Data for analysis ::
+++

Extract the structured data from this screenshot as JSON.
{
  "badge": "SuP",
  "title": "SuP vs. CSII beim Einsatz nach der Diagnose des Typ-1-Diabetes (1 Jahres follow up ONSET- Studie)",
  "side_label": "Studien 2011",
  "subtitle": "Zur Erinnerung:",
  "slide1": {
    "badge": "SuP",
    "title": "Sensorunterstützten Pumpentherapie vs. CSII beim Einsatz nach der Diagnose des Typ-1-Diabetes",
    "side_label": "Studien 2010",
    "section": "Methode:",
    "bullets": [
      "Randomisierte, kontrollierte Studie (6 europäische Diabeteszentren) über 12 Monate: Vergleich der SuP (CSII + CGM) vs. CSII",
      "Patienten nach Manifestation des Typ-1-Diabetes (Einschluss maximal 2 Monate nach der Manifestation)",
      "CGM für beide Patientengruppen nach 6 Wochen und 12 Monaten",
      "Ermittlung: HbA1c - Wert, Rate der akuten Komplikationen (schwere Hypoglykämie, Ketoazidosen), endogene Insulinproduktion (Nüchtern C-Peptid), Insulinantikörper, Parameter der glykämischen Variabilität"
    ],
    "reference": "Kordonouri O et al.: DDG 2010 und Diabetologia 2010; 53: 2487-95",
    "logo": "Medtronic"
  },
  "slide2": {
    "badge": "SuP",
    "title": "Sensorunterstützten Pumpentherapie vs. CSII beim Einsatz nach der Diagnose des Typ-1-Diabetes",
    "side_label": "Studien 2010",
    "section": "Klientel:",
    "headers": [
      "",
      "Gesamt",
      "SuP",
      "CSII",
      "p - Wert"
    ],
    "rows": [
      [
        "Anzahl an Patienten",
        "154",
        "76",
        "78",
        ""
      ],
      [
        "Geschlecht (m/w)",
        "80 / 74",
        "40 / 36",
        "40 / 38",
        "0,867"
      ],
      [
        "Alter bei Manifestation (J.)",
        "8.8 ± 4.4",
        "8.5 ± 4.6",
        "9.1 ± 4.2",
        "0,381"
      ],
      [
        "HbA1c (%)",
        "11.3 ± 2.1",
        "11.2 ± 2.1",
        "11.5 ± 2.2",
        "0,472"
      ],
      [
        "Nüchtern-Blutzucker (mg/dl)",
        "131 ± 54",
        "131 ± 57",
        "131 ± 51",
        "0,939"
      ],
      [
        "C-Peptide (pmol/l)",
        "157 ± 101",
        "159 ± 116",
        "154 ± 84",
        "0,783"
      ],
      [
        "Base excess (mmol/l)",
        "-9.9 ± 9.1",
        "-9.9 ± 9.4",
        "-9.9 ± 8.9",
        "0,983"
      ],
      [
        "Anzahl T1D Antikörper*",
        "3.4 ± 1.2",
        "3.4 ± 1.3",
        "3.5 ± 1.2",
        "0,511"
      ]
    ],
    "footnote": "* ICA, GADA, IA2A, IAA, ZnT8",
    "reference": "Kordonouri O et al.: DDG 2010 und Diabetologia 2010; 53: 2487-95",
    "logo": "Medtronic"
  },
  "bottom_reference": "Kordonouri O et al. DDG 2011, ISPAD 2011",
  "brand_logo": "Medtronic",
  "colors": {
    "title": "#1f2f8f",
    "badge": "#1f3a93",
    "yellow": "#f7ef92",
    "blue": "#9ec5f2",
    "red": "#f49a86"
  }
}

+++

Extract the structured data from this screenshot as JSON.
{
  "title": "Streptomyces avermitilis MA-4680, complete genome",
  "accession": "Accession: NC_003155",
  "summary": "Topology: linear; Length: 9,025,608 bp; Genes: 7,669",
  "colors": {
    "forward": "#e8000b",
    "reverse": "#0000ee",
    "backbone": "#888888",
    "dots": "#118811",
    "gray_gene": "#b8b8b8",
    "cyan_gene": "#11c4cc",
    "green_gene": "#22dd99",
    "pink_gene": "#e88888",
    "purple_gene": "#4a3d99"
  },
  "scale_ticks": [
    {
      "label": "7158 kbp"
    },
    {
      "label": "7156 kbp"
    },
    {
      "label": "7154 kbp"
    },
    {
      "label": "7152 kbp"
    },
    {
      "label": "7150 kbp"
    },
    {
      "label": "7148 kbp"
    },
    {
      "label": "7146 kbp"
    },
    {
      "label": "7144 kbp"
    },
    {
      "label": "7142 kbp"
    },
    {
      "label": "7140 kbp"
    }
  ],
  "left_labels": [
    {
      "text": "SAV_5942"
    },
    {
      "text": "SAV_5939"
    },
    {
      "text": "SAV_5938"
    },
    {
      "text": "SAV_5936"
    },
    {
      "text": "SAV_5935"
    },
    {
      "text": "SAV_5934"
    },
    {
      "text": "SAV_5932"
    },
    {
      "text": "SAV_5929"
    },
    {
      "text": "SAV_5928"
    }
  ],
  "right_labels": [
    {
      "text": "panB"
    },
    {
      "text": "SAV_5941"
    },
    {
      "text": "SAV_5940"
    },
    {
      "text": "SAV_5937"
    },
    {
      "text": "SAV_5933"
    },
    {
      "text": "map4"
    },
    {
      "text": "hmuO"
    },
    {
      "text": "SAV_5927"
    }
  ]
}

+++

What you should do ::
Lines in the data containing the string "badge" are to be counted; give that number alone.

Final answer ::
4